Instructions to follow: Write the records below out again exactly as given, with no images.

Data in this exercise:
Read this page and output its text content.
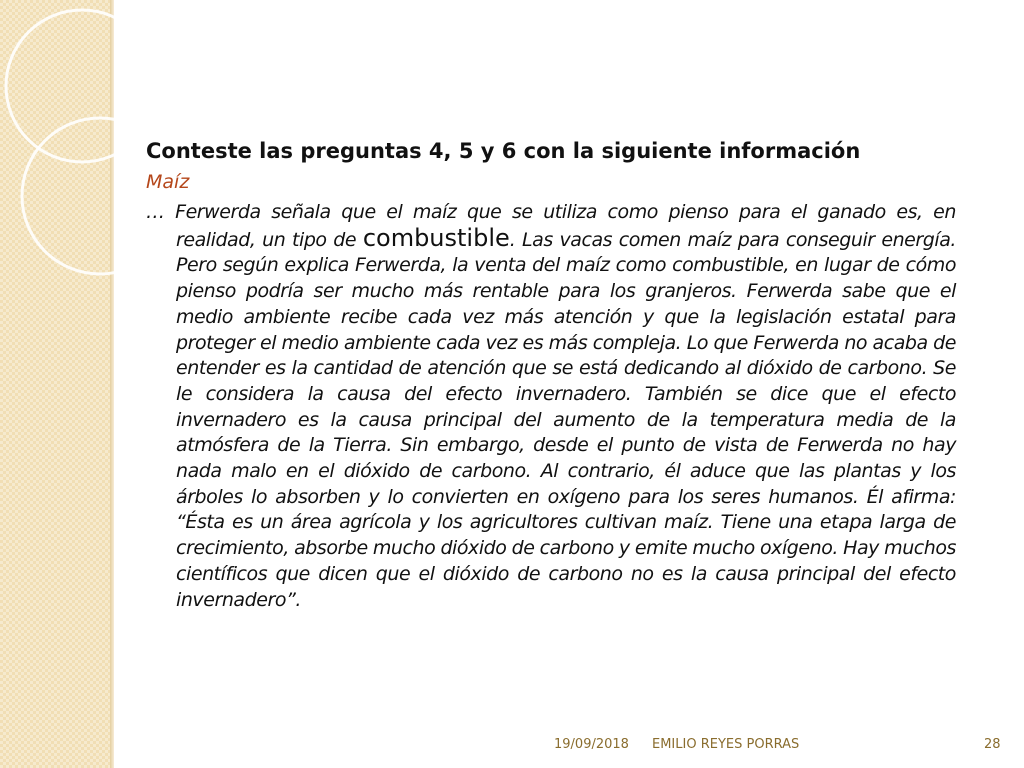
Conteste las preguntas 4, 5 y 6 con la siguiente información

Maíz

… Ferwerda señala que el maíz que se utiliza como pienso para el ganado es, en realidad, un tipo de combustible. Las vacas comen maíz para conseguir energía. Pero según explica Ferwerda, la venta del maíz como combustible, en lugar de cómo pienso podría ser mucho más rentable para los granjeros. Ferwerda sabe que el medio ambiente recibe cada vez más atención y que la legislación estatal para proteger el medio ambiente cada vez es más compleja. Lo que Ferwerda no acaba de entender es la cantidad de atención que se está dedicando al dióxido de carbono. Se le considera la causa del efecto invernadero. También se dice que el efecto invernadero es la causa principal del aumento de la temperatura media de la atmósfera de la Tierra. Sin embargo, desde el punto de vista de Ferwerda no hay nada malo en el dióxido de carbono. Al contrario, él aduce que las plantas y los árboles lo absorben y lo convierten en oxígeno para los seres humanos. Él afirma: “Ésta es un área agrícola y los agricultores cultivan maíz. Tiene una etapa larga de crecimiento, absorbe mucho dióxido de carbono y emite mucho oxígeno. Hay muchos científicos que dicen que el dióxido de carbono no es la causa principal del efecto invernadero”.

19/09/2018 EMILIO REYES PORRAS	28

Expected answer:
Read this page and output its text content.
Conteste las preguntas 4, 5 y 6 con la siguiente información

Maíz

… Ferwerda señala que el maíz que se utiliza como pienso para el ganado es, en realidad, un tipo de combustible. Las vacas comen maíz para conseguir energía. Pero según explica Ferwerda, la venta del maíz como combustible, en lugar de cómo pienso podría ser mucho más rentable para los granjeros. Ferwerda sabe que el medio ambiente recibe cada vez más atención y que la legislación estatal para proteger el medio ambiente cada vez es más compleja. Lo que Ferwerda no acaba de entender es la cantidad de atención que se está dedicando al dióxido de carbono. Se le considera la causa del efecto invernadero. También se dice que el efecto invernadero es la causa principal del aumento de la temperatura media de la atmósfera de la Tierra. Sin embargo, desde el punto de vista de Ferwerda no hay nada malo en el dióxido de carbono. Al contrario, él aduce que las plantas y los árboles lo absorben y lo convierten en oxígeno para los seres humanos. Él afirma: “Ésta es un área agrícola y los agricultores cultivan maíz. Tiene una etapa larga de crecimiento, absorbe mucho dióxido de carbono y emite mucho oxígeno. Hay muchos científicos que dicen que el dióxido de carbono no es la causa principal del efecto invernadero”.

19/09/2018 EMILIO REYES PORRAS	28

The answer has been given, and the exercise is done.